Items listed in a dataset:
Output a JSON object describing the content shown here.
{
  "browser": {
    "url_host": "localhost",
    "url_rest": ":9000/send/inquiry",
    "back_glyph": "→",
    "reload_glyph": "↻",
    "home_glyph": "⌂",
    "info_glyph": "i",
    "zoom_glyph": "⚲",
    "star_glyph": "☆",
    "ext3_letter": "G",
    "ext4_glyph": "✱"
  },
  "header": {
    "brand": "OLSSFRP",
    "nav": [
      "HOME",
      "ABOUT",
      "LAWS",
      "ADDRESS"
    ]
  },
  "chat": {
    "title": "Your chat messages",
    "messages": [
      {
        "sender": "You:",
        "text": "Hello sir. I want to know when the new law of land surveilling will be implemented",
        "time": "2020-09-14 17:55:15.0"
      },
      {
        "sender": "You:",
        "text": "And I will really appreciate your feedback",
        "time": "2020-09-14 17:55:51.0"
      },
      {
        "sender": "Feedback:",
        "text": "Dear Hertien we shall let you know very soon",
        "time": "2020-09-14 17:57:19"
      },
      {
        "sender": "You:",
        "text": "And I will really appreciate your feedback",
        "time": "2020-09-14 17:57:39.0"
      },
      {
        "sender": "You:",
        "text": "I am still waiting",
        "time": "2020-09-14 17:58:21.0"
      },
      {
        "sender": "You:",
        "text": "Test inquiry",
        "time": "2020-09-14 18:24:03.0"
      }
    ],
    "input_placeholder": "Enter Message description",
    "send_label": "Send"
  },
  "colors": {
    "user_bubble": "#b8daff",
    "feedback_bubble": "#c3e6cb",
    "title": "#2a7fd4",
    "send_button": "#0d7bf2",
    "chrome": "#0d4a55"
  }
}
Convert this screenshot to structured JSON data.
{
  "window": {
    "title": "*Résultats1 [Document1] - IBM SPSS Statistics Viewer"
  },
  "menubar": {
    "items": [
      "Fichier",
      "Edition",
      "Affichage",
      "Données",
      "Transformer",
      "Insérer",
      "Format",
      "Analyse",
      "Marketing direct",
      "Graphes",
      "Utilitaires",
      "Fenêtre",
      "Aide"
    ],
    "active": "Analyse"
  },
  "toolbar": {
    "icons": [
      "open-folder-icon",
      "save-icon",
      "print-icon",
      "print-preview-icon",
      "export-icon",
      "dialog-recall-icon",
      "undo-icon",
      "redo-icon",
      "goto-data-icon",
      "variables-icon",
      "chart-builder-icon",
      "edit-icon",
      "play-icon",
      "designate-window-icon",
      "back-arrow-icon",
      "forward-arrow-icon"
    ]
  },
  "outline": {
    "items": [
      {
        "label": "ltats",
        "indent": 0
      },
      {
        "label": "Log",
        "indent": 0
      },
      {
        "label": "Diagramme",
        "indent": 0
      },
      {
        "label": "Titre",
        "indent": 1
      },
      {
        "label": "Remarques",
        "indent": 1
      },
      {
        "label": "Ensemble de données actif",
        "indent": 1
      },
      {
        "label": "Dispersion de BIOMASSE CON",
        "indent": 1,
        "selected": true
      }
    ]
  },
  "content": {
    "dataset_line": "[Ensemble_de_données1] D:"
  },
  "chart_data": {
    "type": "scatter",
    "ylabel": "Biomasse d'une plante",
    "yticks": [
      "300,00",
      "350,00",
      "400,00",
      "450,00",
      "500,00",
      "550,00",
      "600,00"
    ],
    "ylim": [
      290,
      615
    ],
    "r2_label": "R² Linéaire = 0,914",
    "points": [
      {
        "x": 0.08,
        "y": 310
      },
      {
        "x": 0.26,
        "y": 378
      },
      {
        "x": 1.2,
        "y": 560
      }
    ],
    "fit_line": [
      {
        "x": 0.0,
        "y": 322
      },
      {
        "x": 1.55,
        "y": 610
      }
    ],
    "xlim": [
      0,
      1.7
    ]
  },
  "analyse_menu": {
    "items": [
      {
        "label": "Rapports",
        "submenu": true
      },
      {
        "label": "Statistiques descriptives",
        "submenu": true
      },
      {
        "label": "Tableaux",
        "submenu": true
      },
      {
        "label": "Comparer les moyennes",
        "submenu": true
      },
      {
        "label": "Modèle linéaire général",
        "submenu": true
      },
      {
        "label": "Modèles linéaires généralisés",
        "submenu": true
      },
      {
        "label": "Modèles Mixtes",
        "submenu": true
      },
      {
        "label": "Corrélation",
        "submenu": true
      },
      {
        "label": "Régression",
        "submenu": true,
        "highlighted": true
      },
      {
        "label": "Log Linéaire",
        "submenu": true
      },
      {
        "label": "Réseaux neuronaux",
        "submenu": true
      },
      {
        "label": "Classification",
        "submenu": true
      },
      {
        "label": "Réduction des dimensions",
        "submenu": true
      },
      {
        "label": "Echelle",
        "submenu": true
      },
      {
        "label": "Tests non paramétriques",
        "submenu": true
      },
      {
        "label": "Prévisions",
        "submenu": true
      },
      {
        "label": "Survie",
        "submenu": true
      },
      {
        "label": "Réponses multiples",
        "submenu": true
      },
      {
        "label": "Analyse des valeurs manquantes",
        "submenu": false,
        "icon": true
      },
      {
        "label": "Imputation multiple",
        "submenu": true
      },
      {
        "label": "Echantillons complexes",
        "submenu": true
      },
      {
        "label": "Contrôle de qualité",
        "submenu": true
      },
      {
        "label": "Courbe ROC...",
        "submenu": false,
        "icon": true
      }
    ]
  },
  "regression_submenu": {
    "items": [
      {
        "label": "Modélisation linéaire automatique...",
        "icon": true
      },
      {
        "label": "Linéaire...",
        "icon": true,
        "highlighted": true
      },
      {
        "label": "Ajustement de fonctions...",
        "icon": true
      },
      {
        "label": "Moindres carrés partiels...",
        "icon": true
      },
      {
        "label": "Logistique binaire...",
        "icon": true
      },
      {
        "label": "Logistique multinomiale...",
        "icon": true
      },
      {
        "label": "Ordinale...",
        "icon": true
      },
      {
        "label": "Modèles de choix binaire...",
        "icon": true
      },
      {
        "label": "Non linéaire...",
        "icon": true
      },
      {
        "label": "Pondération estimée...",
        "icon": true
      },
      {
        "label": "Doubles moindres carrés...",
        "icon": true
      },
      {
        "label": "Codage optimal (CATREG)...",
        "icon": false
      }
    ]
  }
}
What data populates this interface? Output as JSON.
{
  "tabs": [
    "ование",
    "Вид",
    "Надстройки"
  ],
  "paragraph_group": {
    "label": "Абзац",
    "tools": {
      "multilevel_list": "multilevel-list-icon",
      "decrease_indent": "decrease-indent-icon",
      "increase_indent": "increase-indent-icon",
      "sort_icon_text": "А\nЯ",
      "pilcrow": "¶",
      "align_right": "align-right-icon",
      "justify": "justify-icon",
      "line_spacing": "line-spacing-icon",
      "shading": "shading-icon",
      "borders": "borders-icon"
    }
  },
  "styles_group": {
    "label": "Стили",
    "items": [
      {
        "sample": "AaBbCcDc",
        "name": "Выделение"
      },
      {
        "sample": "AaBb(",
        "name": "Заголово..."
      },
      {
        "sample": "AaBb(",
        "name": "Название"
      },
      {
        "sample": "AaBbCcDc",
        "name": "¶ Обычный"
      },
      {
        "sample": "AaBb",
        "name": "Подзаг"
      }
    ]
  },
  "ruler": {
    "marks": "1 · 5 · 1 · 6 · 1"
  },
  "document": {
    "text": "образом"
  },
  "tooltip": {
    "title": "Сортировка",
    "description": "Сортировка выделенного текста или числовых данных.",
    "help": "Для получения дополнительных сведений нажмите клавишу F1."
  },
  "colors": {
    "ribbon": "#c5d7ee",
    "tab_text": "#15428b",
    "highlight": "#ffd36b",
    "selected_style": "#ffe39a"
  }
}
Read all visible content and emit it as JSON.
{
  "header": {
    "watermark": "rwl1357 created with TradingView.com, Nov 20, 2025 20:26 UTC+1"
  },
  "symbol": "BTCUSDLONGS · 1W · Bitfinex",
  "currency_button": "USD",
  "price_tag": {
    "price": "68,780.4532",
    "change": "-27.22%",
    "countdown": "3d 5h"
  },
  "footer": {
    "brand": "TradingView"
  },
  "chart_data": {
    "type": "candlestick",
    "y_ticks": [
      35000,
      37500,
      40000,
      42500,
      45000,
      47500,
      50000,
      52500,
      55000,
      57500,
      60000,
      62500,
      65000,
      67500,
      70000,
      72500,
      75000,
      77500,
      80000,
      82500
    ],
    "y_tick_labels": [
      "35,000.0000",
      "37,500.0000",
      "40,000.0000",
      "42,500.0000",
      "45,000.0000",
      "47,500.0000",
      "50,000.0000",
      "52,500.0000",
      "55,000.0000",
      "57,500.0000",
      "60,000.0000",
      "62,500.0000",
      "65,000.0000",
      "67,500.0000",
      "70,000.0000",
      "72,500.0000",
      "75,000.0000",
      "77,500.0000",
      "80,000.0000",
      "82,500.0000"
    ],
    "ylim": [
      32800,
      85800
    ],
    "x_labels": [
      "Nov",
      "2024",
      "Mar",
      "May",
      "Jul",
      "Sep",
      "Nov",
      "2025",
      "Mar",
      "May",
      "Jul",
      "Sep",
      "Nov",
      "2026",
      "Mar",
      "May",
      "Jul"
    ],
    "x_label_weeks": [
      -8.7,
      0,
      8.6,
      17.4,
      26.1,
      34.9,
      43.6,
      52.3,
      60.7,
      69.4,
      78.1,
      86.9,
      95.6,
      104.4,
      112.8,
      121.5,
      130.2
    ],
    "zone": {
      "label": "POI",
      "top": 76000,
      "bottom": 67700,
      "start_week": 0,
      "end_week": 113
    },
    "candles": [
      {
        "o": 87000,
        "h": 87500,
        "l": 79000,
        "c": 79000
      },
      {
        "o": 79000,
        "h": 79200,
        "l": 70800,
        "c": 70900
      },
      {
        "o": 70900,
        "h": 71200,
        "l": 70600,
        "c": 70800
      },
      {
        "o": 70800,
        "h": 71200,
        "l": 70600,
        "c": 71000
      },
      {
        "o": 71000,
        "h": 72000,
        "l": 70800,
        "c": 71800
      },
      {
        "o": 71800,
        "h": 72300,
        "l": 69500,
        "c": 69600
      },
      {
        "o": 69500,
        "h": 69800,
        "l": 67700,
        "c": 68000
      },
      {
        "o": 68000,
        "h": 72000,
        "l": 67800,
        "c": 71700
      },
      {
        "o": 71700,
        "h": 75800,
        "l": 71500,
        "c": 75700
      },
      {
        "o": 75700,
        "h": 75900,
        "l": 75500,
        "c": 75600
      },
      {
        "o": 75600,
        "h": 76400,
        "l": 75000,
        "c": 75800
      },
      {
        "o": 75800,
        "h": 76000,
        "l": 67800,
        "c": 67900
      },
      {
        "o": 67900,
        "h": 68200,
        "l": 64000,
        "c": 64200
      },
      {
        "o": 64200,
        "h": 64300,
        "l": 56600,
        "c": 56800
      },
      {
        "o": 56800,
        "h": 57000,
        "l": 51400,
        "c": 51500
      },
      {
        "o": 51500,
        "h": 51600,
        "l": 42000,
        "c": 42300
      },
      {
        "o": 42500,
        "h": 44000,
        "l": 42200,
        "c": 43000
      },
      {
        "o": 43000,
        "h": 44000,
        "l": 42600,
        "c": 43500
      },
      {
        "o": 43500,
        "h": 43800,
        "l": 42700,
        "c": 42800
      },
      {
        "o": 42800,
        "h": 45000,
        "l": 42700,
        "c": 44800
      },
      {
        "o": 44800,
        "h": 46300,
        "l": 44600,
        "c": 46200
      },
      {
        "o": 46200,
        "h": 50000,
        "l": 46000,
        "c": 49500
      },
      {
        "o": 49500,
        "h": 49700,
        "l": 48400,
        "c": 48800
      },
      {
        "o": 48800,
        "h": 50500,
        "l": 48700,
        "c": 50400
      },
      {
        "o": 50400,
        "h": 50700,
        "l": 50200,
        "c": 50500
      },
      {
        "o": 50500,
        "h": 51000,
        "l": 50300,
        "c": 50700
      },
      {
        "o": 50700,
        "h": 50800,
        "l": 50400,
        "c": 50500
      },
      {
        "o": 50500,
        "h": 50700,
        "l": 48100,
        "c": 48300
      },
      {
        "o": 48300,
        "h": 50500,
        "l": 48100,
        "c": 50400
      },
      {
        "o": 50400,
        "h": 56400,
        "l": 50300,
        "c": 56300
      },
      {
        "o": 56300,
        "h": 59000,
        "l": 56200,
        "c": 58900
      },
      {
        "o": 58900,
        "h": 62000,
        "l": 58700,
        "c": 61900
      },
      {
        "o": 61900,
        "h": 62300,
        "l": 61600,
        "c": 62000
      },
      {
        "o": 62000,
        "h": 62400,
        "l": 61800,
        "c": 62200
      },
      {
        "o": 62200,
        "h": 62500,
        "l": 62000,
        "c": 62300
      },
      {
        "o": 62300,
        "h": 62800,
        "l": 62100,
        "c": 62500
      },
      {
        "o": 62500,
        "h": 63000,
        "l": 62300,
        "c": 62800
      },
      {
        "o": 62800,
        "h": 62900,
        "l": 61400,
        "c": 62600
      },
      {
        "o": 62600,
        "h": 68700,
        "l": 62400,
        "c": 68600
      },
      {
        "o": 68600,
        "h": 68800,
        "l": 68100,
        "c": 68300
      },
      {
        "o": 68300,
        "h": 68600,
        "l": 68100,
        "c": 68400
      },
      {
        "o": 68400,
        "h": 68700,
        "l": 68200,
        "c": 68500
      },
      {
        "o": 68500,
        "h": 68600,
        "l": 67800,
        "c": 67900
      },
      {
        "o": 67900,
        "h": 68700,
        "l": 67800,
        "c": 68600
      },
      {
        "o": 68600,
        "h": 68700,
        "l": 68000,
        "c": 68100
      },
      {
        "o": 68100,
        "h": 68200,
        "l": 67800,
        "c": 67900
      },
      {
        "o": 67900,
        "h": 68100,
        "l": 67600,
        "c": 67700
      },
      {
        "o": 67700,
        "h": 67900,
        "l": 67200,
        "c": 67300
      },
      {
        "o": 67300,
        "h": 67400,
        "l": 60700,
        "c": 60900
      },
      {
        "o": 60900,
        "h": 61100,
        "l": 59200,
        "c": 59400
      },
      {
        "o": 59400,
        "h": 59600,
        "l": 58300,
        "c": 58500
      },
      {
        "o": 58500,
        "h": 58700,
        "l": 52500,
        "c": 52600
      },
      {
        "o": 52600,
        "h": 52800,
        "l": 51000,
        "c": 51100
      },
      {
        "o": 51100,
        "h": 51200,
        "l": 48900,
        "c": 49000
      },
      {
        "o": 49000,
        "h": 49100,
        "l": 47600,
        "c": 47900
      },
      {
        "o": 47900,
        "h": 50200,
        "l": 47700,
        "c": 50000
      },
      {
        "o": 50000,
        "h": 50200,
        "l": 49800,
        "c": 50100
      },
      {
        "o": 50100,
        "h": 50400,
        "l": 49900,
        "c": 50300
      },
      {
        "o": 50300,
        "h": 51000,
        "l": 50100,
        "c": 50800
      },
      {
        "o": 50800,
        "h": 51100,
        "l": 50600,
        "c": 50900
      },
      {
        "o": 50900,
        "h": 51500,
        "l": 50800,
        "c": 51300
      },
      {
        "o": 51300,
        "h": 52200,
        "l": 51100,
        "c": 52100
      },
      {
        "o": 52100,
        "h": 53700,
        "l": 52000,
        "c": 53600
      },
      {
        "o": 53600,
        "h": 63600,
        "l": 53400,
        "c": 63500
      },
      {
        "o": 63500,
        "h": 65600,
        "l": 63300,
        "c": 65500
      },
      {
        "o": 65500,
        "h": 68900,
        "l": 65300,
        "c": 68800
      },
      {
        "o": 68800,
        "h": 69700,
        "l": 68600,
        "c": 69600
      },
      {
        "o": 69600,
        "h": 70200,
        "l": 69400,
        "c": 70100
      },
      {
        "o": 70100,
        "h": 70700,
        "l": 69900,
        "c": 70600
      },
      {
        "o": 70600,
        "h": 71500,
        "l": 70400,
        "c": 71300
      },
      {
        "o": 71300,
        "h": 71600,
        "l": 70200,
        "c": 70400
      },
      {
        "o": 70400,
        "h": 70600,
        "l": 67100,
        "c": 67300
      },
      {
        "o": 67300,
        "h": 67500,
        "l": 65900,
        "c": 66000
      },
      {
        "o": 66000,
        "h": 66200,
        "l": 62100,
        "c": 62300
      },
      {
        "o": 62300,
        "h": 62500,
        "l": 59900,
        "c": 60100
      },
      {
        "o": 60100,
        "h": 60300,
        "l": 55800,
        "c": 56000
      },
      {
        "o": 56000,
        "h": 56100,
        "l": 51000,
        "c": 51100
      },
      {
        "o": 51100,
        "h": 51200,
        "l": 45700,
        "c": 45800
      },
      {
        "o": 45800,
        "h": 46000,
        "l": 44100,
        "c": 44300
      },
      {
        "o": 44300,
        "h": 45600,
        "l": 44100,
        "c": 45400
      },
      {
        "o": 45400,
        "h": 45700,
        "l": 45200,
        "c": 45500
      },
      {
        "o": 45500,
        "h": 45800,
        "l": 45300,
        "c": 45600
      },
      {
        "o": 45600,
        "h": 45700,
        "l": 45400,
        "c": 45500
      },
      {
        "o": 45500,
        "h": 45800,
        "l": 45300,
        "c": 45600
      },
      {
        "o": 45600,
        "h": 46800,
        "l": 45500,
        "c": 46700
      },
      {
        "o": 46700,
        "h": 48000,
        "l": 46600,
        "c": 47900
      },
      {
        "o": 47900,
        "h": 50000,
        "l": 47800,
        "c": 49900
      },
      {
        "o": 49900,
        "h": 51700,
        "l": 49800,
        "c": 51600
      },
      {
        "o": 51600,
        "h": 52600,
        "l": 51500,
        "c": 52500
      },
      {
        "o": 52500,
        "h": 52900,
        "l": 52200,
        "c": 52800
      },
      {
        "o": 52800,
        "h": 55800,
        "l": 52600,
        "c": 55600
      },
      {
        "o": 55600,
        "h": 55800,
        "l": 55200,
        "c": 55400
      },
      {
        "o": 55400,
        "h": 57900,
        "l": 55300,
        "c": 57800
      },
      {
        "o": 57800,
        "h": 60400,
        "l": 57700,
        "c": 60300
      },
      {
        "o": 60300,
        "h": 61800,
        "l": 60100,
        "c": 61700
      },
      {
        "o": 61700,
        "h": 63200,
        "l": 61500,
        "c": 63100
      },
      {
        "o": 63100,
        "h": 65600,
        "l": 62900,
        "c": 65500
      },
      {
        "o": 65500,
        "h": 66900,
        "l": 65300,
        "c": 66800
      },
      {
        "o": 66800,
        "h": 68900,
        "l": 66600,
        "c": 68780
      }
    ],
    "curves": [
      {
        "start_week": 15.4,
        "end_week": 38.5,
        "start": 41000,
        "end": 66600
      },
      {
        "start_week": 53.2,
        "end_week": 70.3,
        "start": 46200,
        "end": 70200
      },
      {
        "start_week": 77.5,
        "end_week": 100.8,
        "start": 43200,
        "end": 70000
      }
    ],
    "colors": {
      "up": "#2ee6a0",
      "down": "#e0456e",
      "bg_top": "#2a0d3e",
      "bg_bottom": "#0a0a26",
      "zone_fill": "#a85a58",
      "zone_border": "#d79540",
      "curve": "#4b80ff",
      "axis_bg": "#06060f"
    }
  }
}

→ Set exercise
Find all the lines containing "this" in the material, then copy them.

→ Task answer
Convert this screenshot to structured JSON data.
What data populates this interface? Output as JSON.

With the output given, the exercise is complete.